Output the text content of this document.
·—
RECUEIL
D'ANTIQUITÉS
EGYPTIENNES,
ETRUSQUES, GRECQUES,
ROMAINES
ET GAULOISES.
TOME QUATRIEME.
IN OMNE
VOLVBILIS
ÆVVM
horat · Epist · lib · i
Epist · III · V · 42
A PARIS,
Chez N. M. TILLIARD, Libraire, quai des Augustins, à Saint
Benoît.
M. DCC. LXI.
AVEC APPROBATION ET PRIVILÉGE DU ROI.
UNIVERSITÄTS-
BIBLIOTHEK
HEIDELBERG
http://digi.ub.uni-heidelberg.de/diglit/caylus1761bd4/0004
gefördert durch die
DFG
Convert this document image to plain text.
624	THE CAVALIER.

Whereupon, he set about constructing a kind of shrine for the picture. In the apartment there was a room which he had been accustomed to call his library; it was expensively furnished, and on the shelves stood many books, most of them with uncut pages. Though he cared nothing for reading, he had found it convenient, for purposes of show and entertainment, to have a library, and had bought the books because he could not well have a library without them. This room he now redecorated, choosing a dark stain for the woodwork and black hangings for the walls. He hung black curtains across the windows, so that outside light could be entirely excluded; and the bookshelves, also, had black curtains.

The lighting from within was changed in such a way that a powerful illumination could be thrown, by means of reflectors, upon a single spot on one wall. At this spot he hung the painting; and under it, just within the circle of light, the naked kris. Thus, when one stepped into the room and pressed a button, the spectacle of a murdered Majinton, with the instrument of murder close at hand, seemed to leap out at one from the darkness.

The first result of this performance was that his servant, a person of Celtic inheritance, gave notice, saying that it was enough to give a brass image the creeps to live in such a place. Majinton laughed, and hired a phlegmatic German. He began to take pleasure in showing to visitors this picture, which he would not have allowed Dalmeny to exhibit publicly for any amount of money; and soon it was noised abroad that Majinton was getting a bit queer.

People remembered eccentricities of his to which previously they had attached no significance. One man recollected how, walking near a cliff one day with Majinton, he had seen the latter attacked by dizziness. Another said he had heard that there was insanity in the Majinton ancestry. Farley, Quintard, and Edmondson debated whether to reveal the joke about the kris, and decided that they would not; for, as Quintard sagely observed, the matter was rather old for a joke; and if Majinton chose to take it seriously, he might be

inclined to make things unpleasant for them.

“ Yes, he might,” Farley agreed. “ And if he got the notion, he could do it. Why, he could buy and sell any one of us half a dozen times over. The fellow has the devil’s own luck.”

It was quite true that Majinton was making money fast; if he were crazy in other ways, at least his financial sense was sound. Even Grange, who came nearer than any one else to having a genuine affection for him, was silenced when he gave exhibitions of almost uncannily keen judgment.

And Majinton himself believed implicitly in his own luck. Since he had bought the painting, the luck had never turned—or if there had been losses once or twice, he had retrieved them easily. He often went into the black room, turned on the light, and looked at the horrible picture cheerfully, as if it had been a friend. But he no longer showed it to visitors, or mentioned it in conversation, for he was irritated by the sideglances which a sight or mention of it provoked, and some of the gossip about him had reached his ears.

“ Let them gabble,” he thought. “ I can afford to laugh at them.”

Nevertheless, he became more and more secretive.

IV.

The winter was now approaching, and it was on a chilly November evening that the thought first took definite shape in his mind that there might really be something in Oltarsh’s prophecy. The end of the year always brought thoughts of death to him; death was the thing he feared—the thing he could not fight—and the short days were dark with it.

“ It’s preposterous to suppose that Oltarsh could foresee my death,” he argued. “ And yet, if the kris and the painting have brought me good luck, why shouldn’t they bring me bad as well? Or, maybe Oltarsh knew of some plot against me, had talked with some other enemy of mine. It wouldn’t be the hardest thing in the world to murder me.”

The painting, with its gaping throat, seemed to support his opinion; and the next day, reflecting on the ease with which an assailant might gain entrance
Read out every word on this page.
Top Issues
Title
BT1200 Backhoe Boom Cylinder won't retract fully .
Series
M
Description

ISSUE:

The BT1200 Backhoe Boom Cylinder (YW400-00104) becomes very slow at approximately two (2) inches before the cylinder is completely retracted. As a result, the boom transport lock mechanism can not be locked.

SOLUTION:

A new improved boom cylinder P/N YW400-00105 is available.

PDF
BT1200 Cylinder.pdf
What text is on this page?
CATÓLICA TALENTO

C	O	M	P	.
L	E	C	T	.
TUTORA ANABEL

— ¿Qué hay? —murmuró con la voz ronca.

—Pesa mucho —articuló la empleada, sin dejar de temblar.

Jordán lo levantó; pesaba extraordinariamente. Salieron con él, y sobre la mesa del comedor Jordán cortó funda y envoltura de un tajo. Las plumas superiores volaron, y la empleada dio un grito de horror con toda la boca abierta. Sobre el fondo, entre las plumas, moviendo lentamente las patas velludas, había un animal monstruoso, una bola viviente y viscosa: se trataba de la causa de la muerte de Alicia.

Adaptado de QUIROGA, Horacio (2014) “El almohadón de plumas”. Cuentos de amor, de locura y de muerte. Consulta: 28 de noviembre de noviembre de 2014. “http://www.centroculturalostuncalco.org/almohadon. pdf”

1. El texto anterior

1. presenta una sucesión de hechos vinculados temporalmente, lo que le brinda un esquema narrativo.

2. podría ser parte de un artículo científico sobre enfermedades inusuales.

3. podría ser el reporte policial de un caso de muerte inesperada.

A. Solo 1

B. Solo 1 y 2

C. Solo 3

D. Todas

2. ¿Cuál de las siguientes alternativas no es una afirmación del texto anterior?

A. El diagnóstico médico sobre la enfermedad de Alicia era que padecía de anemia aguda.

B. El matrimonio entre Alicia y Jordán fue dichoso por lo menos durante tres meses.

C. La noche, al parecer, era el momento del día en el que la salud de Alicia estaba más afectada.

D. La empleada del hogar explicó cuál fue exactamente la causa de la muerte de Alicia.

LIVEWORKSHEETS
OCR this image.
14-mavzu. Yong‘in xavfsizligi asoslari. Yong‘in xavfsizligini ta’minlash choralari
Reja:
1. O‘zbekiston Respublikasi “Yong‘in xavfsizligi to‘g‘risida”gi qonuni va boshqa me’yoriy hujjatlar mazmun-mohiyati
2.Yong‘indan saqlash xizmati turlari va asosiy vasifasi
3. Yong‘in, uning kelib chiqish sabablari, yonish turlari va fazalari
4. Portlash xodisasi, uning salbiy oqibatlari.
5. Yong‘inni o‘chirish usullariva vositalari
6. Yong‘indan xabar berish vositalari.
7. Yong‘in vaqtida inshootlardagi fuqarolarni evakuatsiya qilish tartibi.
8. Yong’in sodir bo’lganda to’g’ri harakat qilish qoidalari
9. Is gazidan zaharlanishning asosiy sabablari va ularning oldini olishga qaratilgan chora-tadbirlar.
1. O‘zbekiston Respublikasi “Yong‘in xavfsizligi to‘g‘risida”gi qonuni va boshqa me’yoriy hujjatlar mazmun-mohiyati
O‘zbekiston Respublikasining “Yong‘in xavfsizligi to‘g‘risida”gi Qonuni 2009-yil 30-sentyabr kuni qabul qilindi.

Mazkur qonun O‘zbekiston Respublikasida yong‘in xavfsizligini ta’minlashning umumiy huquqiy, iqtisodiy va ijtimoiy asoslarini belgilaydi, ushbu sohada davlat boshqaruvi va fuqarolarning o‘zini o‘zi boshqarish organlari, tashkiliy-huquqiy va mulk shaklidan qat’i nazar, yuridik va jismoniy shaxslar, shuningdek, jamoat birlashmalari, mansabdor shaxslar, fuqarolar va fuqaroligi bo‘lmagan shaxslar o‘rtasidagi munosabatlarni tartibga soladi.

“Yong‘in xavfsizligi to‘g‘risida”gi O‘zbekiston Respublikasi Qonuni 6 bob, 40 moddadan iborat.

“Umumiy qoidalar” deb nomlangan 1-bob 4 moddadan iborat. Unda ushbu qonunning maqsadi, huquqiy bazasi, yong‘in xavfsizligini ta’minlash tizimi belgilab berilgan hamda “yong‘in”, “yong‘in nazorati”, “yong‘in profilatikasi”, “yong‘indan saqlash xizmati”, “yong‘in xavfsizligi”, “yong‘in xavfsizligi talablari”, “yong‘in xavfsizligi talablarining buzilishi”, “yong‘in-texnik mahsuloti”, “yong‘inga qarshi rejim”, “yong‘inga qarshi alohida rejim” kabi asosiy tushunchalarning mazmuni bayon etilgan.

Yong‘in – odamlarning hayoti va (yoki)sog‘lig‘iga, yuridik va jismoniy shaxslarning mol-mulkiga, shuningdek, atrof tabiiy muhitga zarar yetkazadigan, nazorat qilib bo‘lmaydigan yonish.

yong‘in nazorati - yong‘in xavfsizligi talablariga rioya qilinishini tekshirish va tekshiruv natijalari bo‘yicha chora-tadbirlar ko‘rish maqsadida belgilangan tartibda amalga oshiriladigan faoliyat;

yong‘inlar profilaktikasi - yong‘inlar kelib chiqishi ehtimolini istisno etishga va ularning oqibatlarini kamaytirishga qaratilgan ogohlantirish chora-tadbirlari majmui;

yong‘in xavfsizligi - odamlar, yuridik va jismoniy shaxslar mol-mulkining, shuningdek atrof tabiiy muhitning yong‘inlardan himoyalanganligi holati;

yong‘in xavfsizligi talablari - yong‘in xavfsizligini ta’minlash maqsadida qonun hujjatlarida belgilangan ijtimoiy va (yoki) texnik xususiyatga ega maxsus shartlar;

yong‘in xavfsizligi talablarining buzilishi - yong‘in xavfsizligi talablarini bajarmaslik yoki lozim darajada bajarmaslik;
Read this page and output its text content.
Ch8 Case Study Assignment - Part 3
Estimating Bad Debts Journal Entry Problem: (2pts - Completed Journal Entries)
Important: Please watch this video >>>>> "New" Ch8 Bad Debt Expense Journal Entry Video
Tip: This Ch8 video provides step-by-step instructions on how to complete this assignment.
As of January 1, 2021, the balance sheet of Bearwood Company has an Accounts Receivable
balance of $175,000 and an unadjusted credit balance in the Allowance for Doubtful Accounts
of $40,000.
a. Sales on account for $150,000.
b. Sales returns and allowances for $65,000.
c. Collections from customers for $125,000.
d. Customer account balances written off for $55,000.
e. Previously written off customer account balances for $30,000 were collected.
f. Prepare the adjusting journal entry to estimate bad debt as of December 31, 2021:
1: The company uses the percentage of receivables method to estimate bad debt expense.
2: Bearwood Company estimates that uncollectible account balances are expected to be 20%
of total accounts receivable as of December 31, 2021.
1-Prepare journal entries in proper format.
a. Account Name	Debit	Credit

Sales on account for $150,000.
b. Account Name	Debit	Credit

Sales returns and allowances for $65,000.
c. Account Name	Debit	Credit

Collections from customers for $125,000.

_Short problem_:
Go over the data above and copy every line that has the word "allowances" in it.

_Written solution_:
b. Sales returns and allowances for $65,000.
Sales returns and allowances for $65,000.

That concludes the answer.